(TASK TO CARRY OUT): Copy out the data from its first line through the line containing "111, 253, 125]", switching "line-source" to "source-line" and leaving everything else unchanged.

(INPUT):

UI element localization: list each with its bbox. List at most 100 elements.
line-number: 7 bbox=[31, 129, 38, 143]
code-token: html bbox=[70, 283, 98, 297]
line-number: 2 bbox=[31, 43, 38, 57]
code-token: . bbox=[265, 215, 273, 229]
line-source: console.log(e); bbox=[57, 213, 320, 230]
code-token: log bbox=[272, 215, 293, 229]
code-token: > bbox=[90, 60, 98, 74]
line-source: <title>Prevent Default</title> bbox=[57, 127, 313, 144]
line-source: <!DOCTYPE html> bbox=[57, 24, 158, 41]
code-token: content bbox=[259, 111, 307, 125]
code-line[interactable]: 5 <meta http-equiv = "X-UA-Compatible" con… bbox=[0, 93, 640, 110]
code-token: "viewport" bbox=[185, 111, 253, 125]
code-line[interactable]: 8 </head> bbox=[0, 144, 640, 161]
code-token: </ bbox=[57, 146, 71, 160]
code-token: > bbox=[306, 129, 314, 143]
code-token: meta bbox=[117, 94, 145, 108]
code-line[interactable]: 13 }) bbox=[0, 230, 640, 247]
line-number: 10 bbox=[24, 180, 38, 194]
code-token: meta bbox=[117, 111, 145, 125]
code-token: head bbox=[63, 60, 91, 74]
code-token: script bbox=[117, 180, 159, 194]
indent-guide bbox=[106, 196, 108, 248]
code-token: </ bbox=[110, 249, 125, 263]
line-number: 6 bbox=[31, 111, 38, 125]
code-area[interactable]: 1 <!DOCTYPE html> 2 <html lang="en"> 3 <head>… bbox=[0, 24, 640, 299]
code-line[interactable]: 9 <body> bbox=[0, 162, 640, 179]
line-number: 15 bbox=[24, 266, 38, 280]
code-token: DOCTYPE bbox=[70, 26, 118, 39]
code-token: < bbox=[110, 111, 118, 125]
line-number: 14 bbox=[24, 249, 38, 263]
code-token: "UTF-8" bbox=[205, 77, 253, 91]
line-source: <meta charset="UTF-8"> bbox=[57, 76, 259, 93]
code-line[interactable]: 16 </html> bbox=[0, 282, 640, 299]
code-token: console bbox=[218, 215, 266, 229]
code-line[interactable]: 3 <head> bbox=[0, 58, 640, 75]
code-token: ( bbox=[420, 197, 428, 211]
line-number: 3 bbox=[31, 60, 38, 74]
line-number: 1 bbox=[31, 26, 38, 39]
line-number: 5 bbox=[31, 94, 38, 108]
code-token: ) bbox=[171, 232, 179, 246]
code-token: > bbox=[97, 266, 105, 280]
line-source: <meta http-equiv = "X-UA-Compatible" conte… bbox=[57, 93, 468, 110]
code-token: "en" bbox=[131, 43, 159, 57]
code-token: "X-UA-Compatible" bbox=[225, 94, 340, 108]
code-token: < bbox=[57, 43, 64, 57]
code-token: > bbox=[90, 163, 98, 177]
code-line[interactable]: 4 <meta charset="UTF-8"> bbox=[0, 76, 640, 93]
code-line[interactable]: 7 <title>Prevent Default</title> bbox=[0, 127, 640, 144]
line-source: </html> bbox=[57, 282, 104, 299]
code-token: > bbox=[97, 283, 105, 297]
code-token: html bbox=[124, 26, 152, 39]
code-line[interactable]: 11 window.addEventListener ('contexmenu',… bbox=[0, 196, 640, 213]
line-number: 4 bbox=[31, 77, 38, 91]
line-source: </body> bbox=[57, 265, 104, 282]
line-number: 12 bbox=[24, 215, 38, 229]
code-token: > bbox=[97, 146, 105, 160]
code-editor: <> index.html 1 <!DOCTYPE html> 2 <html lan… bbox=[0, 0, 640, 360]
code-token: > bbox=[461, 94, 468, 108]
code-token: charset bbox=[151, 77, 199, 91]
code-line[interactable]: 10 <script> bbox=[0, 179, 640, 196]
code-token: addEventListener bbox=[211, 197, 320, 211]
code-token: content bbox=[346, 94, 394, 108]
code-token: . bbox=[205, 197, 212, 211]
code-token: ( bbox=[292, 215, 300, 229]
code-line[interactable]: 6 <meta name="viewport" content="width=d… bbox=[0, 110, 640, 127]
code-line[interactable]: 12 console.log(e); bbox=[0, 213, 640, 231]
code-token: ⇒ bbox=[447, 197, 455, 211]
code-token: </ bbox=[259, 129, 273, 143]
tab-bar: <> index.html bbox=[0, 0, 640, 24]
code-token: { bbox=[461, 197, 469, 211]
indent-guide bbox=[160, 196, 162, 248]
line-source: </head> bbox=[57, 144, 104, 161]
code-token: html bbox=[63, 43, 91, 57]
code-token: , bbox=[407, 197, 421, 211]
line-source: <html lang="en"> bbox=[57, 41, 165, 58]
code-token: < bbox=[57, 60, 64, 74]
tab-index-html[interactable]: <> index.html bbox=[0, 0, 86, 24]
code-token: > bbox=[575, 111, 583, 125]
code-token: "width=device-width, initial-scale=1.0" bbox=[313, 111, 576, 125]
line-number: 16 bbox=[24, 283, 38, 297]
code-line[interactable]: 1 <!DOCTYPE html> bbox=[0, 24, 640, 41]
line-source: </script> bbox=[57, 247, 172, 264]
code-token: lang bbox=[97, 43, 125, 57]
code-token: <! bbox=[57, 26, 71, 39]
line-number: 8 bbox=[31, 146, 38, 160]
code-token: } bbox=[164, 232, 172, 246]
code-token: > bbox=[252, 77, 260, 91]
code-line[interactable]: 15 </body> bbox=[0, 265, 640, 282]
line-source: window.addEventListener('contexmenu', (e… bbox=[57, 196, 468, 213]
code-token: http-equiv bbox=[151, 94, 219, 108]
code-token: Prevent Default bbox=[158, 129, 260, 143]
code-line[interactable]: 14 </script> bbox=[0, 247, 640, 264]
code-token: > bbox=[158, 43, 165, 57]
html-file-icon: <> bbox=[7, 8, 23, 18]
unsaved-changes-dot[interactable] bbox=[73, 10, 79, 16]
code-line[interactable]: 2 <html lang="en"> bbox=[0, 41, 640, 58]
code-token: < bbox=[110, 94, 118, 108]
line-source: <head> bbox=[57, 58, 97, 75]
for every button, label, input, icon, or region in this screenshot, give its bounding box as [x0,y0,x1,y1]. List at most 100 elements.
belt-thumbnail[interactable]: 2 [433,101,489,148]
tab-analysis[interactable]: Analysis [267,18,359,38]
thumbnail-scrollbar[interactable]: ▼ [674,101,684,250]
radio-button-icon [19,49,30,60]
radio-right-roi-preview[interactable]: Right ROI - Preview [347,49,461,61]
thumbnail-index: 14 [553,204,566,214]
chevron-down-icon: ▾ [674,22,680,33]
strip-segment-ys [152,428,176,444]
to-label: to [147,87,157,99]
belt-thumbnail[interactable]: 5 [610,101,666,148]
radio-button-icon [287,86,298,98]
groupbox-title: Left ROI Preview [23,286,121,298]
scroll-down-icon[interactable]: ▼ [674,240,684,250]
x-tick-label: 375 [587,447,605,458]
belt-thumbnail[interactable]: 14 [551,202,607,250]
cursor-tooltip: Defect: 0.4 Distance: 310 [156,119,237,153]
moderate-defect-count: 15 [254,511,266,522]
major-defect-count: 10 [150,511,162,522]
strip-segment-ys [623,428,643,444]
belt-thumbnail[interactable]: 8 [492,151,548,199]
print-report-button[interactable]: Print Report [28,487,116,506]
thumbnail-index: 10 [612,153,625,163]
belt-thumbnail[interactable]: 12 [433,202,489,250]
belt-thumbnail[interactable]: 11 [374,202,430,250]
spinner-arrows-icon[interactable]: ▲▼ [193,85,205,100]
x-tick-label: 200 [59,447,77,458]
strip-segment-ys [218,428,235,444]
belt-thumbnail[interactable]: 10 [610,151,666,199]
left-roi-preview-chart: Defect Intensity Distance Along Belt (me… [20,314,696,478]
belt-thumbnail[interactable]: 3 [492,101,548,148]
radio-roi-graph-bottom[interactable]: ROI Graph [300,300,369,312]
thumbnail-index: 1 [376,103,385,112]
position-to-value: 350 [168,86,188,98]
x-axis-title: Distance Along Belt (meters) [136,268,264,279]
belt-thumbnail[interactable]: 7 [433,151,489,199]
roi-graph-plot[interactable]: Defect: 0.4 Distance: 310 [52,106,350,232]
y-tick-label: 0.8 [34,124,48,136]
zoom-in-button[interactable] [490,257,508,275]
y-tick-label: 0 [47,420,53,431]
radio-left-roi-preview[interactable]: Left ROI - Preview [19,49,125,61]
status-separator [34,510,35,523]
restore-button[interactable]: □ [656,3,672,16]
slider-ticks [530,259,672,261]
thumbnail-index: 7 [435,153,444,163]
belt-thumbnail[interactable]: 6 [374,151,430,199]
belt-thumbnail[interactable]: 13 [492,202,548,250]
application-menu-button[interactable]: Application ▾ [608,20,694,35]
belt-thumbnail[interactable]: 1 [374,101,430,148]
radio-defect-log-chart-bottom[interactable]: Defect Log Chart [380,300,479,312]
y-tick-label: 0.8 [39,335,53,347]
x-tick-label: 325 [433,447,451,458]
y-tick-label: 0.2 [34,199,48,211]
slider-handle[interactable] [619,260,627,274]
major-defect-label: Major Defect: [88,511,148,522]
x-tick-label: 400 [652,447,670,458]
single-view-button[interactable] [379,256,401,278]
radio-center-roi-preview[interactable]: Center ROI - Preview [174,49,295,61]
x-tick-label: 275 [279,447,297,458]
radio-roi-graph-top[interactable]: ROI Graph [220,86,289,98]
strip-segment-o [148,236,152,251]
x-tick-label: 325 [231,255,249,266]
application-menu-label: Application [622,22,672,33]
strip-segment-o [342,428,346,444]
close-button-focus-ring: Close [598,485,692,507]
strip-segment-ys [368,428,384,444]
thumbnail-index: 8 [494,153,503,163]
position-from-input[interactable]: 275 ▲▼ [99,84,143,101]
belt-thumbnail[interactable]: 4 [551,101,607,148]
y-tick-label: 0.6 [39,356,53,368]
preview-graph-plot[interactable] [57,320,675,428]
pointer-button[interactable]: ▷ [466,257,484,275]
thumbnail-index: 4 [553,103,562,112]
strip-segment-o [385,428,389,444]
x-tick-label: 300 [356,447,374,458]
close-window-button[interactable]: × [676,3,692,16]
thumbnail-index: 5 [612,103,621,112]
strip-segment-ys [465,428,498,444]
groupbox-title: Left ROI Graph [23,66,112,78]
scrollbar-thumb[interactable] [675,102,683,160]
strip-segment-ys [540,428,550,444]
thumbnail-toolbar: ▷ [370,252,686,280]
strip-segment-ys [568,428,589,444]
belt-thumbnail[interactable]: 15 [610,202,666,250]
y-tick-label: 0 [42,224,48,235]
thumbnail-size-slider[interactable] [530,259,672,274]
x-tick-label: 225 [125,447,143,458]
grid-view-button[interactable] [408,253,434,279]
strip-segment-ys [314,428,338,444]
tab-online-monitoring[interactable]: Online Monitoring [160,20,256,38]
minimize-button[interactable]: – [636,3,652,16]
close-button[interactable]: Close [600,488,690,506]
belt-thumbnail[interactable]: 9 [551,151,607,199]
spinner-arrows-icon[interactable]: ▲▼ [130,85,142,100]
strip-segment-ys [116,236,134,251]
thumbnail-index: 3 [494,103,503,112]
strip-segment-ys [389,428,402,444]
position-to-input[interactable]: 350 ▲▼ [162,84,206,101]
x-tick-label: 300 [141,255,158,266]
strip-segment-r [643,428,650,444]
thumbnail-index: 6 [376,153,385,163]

(RESULT):
UI element localization: list each with its bbox. List at most 100 elements.
line-number: 7 bbox=[31, 129, 38, 143]
code-token: html bbox=[70, 283, 98, 297]
line-number: 2 bbox=[31, 43, 38, 57]
code-token: . bbox=[265, 215, 273, 229]
source-line: console.log(e); bbox=[57, 213, 320, 230]
code-token: log bbox=[272, 215, 293, 229]
code-token: > bbox=[90, 60, 98, 74]
source-line: <title>Prevent Default</title> bbox=[57, 127, 313, 144]
source-line: <!DOCTYPE html> bbox=[57, 24, 158, 41]
code-token: content bbox=[259, 111, 307, 125]
code-line[interactable]: 5 <meta http-equiv = "X-UA-Compatible" con… bbox=[0, 93, 640, 110]
code-token: "viewport" bbox=[185, 111, 253, 125]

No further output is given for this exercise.